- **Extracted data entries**
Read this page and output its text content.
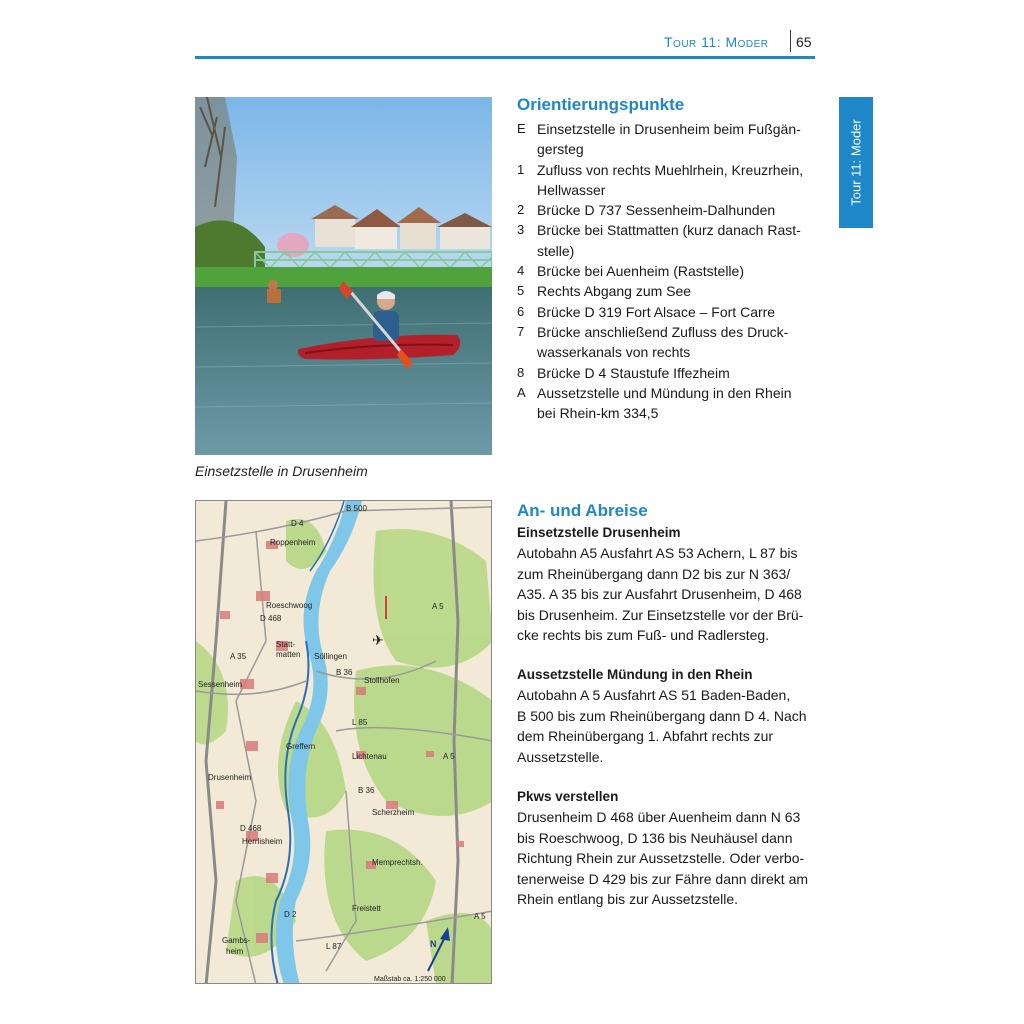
Tour 11: Moder 65
Tour 11: Moder
Einsetzstelle in Drusenheim
✈
B 500
D 4
Roppenheim
Roeschwoog
D 468
A 5
Statt-
matten Söllingen
A 35
B 36
Sessenheim	Stollhofen
L 85
Greffern
Lichtenau	A 5
Drusenheim
B 36
Scherzheim
D 468
Herrlisheim
Memprechtsh.
D 2
Freistett
A 5
Gambs-
heim
L 87	N
Maßstab ca. 1:250 000
Orientierungspunkte
E Einsetzstelle in Drusenheim beim Fußgän-
gersteg
1 Zufluss von rechts Muehlrhein, Kreuzrhein,
Hellwasser
2 Brücke D 737 Sessenheim-Dalhunden
3 Brücke bei Stattmatten (kurz danach Rast-
stelle)
4 Brücke bei Auenheim (Raststelle)
5 Rechts Abgang zum See
6 Brücke D 319 Fort Alsace – Fort Carre
7 Brücke anschließend Zufluss des Druck-
wasserkanals von rechts
8 Brücke D 4 Staustufe Iffezheim
A Aussetzstelle und Mündung in den Rhein
bei Rhein-km 334,5
An- und Abreise
Einsetzstelle Drusenheim
Autobahn A5 Ausfahrt AS 53 Achern, L 87 bis
zum Rheinübergang dann D2 bis zur N 363/
A35. A 35 bis zur Ausfahrt Drusenheim, D 468
bis Drusenheim. Zur Einsetzstelle vor der Brü-
cke rechts bis zum Fuß- und Radlersteg.
Aussetzstelle Mündung in den Rhein
Autobahn A 5 Ausfahrt AS 51 Baden-Baden,
B 500 bis zum Rheinübergang dann D 4. Nach
dem Rheinübergang 1. Abfahrt rechts zur
Aussetzstelle.
Pkws verstellen
Drusenheim D 468 über Auenheim dann N 63
bis Roeschwoog, D 136 bis Neuhäusel dann
Richtung Rhein zur Aussetzstelle. Oder verbo-
tenerweise D 429 bis zur Fähre dann direkt am
Rhein entlang bis zur Aussetzstelle.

- **Work required**
Omit the pictures. Output every record above word for word.

- **Correct output**
Read this page and output its text content.
Tour 11: Moder 65
Tour 11: Moder
Einsetzstelle in Drusenheim
✈
B 500
D 4
Roppenheim
Roeschwoog
D 468
A 5
Statt-
matten Söllingen
A 35
B 36
Sessenheim	Stollhofen
L 85
Greffern
Lichtenau	A 5
Drusenheim
B 36
Scherzheim
D 468
Herrlisheim
Memprechtsh.
D 2
Freistett
A 5
Gambs-
heim
L 87	N
Maßstab ca. 1:250 000
Orientierungspunkte
E Einsetzstelle in Drusenheim beim Fußgän-
gersteg
1 Zufluss von rechts Muehlrhein, Kreuzrhein,
Hellwasser
2 Brücke D 737 Sessenheim-Dalhunden
3 Brücke bei Stattmatten (kurz danach Rast-
stelle)
4 Brücke bei Auenheim (Raststelle)
5 Rechts Abgang zum See
6 Brücke D 319 Fort Alsace – Fort Carre
7 Brücke anschließend Zufluss des Druck-
wasserkanals von rechts
8 Brücke D 4 Staustufe Iffezheim
A Aussetzstelle und Mündung in den Rhein
bei Rhein-km 334,5
An- und Abreise
Einsetzstelle Drusenheim
Autobahn A5 Ausfahrt AS 53 Achern, L 87 bis
zum Rheinübergang dann D2 bis zur N 363/
A35. A 35 bis zur Ausfahrt Drusenheim, D 468
bis Drusenheim. Zur Einsetzstelle vor der Brü-
cke rechts bis zum Fuß- und Radlersteg.
Aussetzstelle Mündung in den Rhein
Autobahn A 5 Ausfahrt AS 51 Baden-Baden,
B 500 bis zum Rheinübergang dann D 4. Nach
dem Rheinübergang 1. Abfahrt rechts zur
Aussetzstelle.
Pkws verstellen
Drusenheim D 468 über Auenheim dann N 63
bis Roeschwoog, D 136 bis Neuhäusel dann
Richtung Rhein zur Aussetzstelle. Oder verbo-
tenerweise D 429 bis zur Fähre dann direkt am
Rhein entlang bis zur Aussetzstelle.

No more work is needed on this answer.